**Work required**
"timestamp" appears in how many lines of the entries? State only the number.

Rows from a dataset:
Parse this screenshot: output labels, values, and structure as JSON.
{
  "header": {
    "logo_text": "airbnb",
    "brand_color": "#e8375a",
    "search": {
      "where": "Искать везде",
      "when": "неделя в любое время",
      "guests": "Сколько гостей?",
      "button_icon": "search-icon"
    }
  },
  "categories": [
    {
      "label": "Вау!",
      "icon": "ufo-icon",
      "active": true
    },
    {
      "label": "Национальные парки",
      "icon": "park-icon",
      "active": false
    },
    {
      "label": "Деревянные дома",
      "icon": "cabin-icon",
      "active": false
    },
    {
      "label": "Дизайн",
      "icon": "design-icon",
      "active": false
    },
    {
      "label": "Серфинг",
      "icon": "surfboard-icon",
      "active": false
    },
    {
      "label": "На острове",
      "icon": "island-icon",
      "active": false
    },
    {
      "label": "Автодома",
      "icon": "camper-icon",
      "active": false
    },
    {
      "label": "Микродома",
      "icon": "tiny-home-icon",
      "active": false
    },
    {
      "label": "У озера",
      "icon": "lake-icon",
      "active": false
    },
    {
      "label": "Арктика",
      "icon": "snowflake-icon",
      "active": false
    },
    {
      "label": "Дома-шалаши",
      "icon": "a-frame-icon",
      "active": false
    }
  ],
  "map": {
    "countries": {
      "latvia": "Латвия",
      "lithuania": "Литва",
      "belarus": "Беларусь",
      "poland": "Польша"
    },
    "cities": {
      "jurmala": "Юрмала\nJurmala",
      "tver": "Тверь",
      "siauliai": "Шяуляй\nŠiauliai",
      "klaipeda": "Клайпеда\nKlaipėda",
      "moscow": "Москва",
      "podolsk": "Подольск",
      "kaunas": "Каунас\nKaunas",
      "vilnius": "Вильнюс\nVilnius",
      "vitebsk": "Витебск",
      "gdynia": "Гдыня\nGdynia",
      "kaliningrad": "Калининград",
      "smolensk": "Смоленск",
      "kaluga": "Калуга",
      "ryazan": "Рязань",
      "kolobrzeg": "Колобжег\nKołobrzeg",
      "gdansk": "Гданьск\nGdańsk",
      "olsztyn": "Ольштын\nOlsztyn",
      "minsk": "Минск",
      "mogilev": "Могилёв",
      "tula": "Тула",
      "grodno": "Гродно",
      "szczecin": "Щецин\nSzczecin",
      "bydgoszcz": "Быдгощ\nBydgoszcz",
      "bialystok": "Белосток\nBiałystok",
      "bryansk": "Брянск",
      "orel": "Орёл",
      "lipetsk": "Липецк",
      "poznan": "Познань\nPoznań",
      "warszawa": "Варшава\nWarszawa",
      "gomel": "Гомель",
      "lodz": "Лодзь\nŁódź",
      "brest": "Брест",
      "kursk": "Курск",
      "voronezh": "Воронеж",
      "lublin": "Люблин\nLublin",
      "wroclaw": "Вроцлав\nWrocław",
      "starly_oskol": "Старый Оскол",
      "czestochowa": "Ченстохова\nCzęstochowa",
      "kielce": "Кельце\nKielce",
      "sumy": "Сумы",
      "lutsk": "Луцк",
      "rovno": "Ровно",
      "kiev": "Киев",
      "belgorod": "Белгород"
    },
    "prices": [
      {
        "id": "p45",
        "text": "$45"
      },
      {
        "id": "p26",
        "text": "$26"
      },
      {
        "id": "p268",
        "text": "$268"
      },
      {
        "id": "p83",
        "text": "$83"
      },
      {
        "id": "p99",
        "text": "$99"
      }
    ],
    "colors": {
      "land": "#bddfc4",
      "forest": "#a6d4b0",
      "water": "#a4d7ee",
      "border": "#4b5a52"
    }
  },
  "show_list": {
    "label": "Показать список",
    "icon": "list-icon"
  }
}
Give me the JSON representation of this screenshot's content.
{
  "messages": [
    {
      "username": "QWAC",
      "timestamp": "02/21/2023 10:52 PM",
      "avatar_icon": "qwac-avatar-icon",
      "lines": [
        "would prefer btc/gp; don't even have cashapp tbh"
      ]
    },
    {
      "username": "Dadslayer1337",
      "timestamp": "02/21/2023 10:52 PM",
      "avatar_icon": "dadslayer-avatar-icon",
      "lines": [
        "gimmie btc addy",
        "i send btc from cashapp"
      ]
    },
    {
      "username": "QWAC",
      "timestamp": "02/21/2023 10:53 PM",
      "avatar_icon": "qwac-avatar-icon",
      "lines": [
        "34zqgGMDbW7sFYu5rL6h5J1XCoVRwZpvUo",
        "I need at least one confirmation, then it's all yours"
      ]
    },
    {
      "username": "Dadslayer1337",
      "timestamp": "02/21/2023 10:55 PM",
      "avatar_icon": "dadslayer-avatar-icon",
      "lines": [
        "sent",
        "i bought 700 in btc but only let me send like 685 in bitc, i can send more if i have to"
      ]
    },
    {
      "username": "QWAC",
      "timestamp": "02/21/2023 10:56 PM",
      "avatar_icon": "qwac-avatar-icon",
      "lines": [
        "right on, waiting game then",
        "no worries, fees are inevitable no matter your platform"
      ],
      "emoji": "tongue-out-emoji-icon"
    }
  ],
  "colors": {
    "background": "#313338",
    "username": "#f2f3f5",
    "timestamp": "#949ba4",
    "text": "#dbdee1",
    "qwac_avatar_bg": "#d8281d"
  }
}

**Answer to this task**
6